- REQUEST: Convert every line of the entries below into a Markdown table with the columns Row and Line, numbering each row and omitting blank lines.
=======
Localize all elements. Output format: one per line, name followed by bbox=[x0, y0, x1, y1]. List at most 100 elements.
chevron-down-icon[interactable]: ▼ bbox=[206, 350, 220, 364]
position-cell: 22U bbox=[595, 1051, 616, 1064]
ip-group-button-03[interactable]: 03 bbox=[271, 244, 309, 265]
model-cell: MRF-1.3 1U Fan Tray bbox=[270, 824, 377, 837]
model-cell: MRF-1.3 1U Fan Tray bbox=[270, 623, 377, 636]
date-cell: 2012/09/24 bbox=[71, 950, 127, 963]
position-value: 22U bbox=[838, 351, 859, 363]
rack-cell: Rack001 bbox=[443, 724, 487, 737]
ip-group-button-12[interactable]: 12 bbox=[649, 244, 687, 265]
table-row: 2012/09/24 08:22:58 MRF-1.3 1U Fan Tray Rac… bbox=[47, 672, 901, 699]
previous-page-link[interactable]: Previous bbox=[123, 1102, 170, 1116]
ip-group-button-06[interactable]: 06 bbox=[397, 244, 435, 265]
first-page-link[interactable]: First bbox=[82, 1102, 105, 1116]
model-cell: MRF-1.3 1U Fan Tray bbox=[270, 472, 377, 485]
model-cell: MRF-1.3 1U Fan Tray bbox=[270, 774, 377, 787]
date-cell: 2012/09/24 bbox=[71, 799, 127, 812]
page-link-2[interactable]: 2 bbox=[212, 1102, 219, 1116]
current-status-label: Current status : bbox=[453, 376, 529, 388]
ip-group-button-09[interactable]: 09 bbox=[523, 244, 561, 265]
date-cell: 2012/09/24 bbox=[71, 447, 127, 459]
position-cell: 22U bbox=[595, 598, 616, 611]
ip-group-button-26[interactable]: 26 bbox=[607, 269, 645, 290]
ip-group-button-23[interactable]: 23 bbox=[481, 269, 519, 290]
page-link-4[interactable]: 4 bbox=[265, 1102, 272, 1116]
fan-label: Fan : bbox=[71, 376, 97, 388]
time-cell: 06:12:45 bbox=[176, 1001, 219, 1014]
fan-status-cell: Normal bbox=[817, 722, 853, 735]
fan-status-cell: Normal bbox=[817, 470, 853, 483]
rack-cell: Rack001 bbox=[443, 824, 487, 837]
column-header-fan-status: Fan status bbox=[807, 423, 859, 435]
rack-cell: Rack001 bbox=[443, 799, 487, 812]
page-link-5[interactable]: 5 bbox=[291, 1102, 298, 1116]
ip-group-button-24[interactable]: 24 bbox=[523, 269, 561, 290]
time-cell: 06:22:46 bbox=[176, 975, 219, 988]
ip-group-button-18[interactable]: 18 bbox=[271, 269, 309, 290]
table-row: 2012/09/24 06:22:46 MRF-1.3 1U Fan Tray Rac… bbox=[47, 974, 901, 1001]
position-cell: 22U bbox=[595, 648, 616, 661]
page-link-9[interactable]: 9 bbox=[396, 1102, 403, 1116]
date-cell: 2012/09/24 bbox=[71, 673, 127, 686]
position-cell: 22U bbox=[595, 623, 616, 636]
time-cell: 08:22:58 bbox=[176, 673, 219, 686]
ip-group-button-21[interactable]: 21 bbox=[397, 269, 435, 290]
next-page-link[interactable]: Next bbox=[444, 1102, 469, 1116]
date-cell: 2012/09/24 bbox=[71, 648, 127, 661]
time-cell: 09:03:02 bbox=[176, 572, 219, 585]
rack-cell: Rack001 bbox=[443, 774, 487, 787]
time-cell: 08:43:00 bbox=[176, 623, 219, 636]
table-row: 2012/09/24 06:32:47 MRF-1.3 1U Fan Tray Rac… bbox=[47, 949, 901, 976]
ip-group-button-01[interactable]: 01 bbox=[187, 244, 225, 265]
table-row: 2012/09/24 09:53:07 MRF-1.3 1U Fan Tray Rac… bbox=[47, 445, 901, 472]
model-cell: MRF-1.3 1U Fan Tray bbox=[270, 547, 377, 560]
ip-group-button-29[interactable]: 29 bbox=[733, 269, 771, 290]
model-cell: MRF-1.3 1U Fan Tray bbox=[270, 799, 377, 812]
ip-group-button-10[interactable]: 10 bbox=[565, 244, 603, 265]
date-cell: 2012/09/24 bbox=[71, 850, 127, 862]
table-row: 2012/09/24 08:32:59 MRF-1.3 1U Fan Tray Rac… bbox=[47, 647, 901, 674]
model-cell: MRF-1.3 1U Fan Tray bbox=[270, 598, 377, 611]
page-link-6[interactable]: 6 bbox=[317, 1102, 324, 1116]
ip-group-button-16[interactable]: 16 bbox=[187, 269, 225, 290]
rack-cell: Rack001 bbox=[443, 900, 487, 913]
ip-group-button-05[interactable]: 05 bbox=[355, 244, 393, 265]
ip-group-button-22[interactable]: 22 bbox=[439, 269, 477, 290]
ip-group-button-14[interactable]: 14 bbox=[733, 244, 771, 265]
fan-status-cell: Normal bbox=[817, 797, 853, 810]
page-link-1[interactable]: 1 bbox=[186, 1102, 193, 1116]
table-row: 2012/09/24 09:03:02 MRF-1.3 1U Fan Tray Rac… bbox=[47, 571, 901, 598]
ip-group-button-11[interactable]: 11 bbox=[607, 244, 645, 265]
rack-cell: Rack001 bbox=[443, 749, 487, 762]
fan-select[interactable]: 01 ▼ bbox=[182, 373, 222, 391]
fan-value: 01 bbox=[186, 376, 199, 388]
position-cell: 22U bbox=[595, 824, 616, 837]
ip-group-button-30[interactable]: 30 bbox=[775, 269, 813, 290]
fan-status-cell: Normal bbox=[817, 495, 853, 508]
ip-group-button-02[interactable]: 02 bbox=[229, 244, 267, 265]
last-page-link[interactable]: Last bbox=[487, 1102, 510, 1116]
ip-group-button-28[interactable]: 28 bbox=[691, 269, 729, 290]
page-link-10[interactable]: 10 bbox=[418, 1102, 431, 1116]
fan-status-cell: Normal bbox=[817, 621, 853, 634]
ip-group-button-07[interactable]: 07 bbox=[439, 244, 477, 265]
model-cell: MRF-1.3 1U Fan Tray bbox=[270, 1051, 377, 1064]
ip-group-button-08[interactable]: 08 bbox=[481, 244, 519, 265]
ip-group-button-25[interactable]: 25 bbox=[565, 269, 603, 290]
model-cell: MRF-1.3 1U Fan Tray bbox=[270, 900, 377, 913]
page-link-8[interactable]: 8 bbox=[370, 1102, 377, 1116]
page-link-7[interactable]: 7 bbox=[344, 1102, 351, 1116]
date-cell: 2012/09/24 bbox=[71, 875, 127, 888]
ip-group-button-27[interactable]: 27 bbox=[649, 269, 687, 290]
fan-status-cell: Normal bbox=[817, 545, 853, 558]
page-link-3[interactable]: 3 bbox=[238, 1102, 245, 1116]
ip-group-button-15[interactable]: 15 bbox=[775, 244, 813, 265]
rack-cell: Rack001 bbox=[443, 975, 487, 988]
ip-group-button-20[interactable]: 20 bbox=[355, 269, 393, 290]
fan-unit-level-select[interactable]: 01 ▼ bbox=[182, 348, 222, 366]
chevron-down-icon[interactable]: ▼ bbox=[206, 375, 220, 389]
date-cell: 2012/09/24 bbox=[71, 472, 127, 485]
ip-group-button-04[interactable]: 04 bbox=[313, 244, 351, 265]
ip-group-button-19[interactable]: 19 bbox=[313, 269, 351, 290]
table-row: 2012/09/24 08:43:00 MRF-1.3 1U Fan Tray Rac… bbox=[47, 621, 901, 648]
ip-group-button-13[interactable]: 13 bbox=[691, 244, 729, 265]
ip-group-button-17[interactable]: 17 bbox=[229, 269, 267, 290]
=======
- RESULT FOR THIS TASK:
| Row | Line |
|---|---|
| 1 | Localize all elements. Output format: one per line, name followed by bbox=[x0, y0, x1, y1]. List at most 100 elements. |
| 2 | chevron-down-icon[interactable]: ▼ bbox=[206, 350, 220, 364] |
| 3 | position-cell: 22U bbox=[595, 1051, 616, 1064] |
| 4 | ip-group-button-03[interactable]: 03 bbox=[271, 244, 309, 265] |
| 5 | model-cell: MRF-1.3 1U Fan Tray bbox=[270, 824, 377, 837] |
| 6 | model-cell: MRF-1.3 1U Fan Tray bbox=[270, 623, 377, 636] |
| 7 | date-cell: 2012/09/24 bbox=[71, 950, 127, 963] |
| 8 | position-value: 22U bbox=[838, 351, 859, 363] |
| 9 | rack-cell: Rack001 bbox=[443, 724, 487, 737] |
| 10 | ip-group-button-12[interactable]: 12 bbox=[649, 244, 687, 265] |
| 11 | table-row: 2012/09/24 08:22:58 MRF-1.3 1U Fan Tray Rac… bbox=[47, 672, 901, 699] |
| 12 | previous-page-link[interactable]: Previous bbox=[123, 1102, 170, 1116] |
| 13 | ip-group-button-06[interactable]: 06 bbox=[397, 244, 435, 265] |
| 14 | first-page-link[interactable]: First bbox=[82, 1102, 105, 1116] |
| 15 | model-cell: MRF-1.3 1U Fan Tray bbox=[270, 472, 377, 485] |
| 16 | model-cell: MRF-1.3 1U Fan Tray bbox=[270, 774, 377, 787] |
| 17 | date-cell: 2012/09/24 bbox=[71, 799, 127, 812] |
| 18 | page-link-2[interactable]: 2 bbox=[212, 1102, 219, 1116] |
| 19 | current-status-label: Current status : bbox=[453, 376, 529, 388] |
| 20 | ip-group-button-09[interactable]: 09 bbox=[523, 244, 561, 265] |
| 21 | date-cell: 2012/09/24 bbox=[71, 447, 127, 459] |
| 22 | position-cell: 22U bbox=[595, 598, 616, 611] |
| 23 | ip-group-button-26[interactable]: 26 bbox=[607, 269, 645, 290] |
| 24 | ip-group-button-23[interactable]: 23 bbox=[481, 269, 519, 290] |
| 25 | page-link-4[interactable]: 4 bbox=[265, 1102, 272, 1116] |
| 26 | fan-label: Fan : bbox=[71, 376, 97, 388] |
| 27 | time-cell: 06:12:45 bbox=[176, 1001, 219, 1014] |
| 28 | fan-status-cell: Normal bbox=[817, 722, 853, 735] |
| 29 | fan-status-cell: Normal bbox=[817, 470, 853, 483] |
| 30 | rack-cell: Rack001 bbox=[443, 824, 487, 837] |
| 31 | column-header-fan-status: Fan status bbox=[807, 423, 859, 435] |
| 32 | rack-cell: Rack001 bbox=[443, 799, 487, 812] |
| 33 | page-link-5[interactable]: 5 bbox=[291, 1102, 298, 1116] |
| 34 | ip-group-button-24[interactable]: 24 bbox=[523, 269, 561, 290] |
| 35 | time-cell: 06:22:46 bbox=[176, 975, 219, 988] |
| 36 | ip-group-button-18[interactable]: 18 bbox=[271, 269, 309, 290] |
| 37 | table-row: 2012/09/24 06:22:46 MRF-1.3 1U Fan Tray Rac… bbox=[47, 974, 901, 1001] |
| 38 | position-cell: 22U bbox=[595, 648, 616, 661] |
| 39 | page-link-9[interactable]: 9 bbox=[396, 1102, 403, 1116] |
| 40 | date-cell: 2012/09/24 bbox=[71, 673, 127, 686] |
| 41 | position-cell: 22U bbox=[595, 623, 616, 636] |
| 42 | time-cell: 08:22:58 bbox=[176, 673, 219, 686] |
| 43 | ip-group-button-21[interactable]: 21 bbox=[397, 269, 435, 290] |
| 44 | next-page-link[interactable]: Next bbox=[444, 1102, 469, 1116] |
| 45 | date-cell: 2012/09/24 bbox=[71, 648, 127, 661] |
| 46 | time-cell: 09:03:02 bbox=[176, 572, 219, 585] |
| 47 | rack-cell: Rack001 bbox=[443, 774, 487, 787] |
| 48 | time-cell: 08:43:00 bbox=[176, 623, 219, 636] |
| 49 | table-row: 2012/09/24 06:32:47 MRF-1.3 1U Fan Tray Rac… bbox=[47, 949, 901, 976] |
| 50 | ip-group-button-01[interactable]: 01 bbox=[187, 244, 225, 265] |
| 51 | table-row: 2012/09/24 09:53:07 MRF-1.3 1U Fan Tray Rac… bbox=[47, 445, 901, 472] |
| 52 | model-cell: MRF-1.3 1U Fan Tray bbox=[270, 547, 377, 560] |
| 53 | ip-group-button-29[interactable]: 29 bbox=[733, 269, 771, 290] |
| 54 | model-cell: MRF-1.3 1U Fan Tray bbox=[270, 799, 377, 812] |
| 55 | ip-group-button-10[interactable]: 10 bbox=[565, 244, 603, 265] |
| 56 | date-cell: 2012/09/24 bbox=[71, 850, 127, 862] |
| 57 | table-row: 2012/09/24 08:32:59 MRF-1.3 1U Fan Tray Rac… bbox=[47, 647, 901, 674] |
| 58 | model-cell: MRF-1.3 1U Fan Tray bbox=[270, 598, 377, 611] |
| 59 | page-link-6[interactable]: 6 bbox=[317, 1102, 324, 1116] |
| 60 | ip-group-button-16[interactable]: 16 bbox=[187, 269, 225, 290] |
| 61 | rack-cell: Rack001 bbox=[443, 900, 487, 913] |
| 62 | ip-group-button-05[interactable]: 05 bbox=[355, 244, 393, 265] |
| 63 | ip-group-button-22[interactable]: 22 bbox=[439, 269, 477, 290] |
| 64 | ip-group-button-14[interactable]: 14 bbox=[733, 244, 771, 265] |
| 65 | fan-status-cell: Normal bbox=[817, 797, 853, 810] |
| 66 | page-link-1[interactable]: 1 bbox=[186, 1102, 193, 1116] |
| 67 | table-row: 2012/09/24 09:03:02 MRF-1.3 1U Fan Tray Rac… bbox=[47, 571, 901, 598] |
| 68 | ip-group-button-11[interactable]: 11 bbox=[607, 244, 645, 265] |
| 69 | rack-cell: Rack001 bbox=[443, 749, 487, 762] |
| 70 | fan-select[interactable]: 01 ▼ bbox=[182, 373, 222, 391] |
| 71 | fan-value: 01 bbox=[186, 376, 199, 388] |
| 72 | position-cell: 22U bbox=[595, 824, 616, 837] |
| 73 | ip-group-button-30[interactable]: 30 bbox=[775, 269, 813, 290] |
| 74 | fan-status-cell: Normal bbox=[817, 495, 853, 508] |
| 75 | ip-group-button-02[interactable]: 02 bbox=[229, 244, 267, 265] |
| 76 | last-page-link[interactable]: Last bbox=[487, 1102, 510, 1116] |
| 77 | ip-group-button-28[interactable]: 28 bbox=[691, 269, 729, 290] |
| 78 | page-link-10[interactable]: 10 bbox=[418, 1102, 431, 1116] |
| 79 | fan-status-cell: Normal bbox=[817, 621, 853, 634] |
| 80 | ip-group-button-07[interactable]: 07 bbox=[439, 244, 477, 265] |
| 81 | model-cell: MRF-1.3 1U Fan Tray bbox=[270, 1051, 377, 1064] |
| 82 | ip-group-button-08[interactable]: 08 bbox=[481, 244, 519, 265] |
| 83 | ip-group-button-25[interactable]: 25 bbox=[565, 269, 603, 290] |
| 84 | model-cell: MRF-1.3 1U Fan Tray bbox=[270, 900, 377, 913] |
| 85 | page-link-8[interactable]: 8 bbox=[370, 1102, 377, 1116] |
| 86 | page-link-7[interactable]: 7 bbox=[344, 1102, 351, 1116] |
| 87 | date-cell: 2012/09/24 bbox=[71, 875, 127, 888] |
| 88 | ip-group-button-27[interactable]: 27 bbox=[649, 269, 687, 290] |
| 89 | fan-status-cell: Normal bbox=[817, 545, 853, 558] |
| 90 | page-link-3[interactable]: 3 bbox=[238, 1102, 245, 1116] |
| 91 | ip-group-button-15[interactable]: 15 bbox=[775, 244, 813, 265] |
| 92 | rack-cell: Rack001 bbox=[443, 975, 487, 988] |
| 93 | ip-group-button-20[interactable]: 20 bbox=[355, 269, 393, 290] |
| 94 | fan-unit-level-select[interactable]: 01 ▼ bbox=[182, 348, 222, 366] |
| 95 | chevron-down-icon[interactable]: ▼ bbox=[206, 375, 220, 389] |
| 96 | date-cell: 2012/09/24 bbox=[71, 472, 127, 485] |
| 97 | ip-group-button-04[interactable]: 04 bbox=[313, 244, 351, 265] |
| 98 | ip-group-button-19[interactable]: 19 bbox=[313, 269, 351, 290] |
| 99 | table-row: 2012/09/24 08:43:00 MRF-1.3 1U Fan Tray Rac… bbox=[47, 621, 901, 648] |
| 100 | ip-group-button-13[interactable]: 13 bbox=[691, 244, 729, 265] |
| 101 | ip-group-button-17[interactable]: 17 bbox=[229, 269, 267, 290] |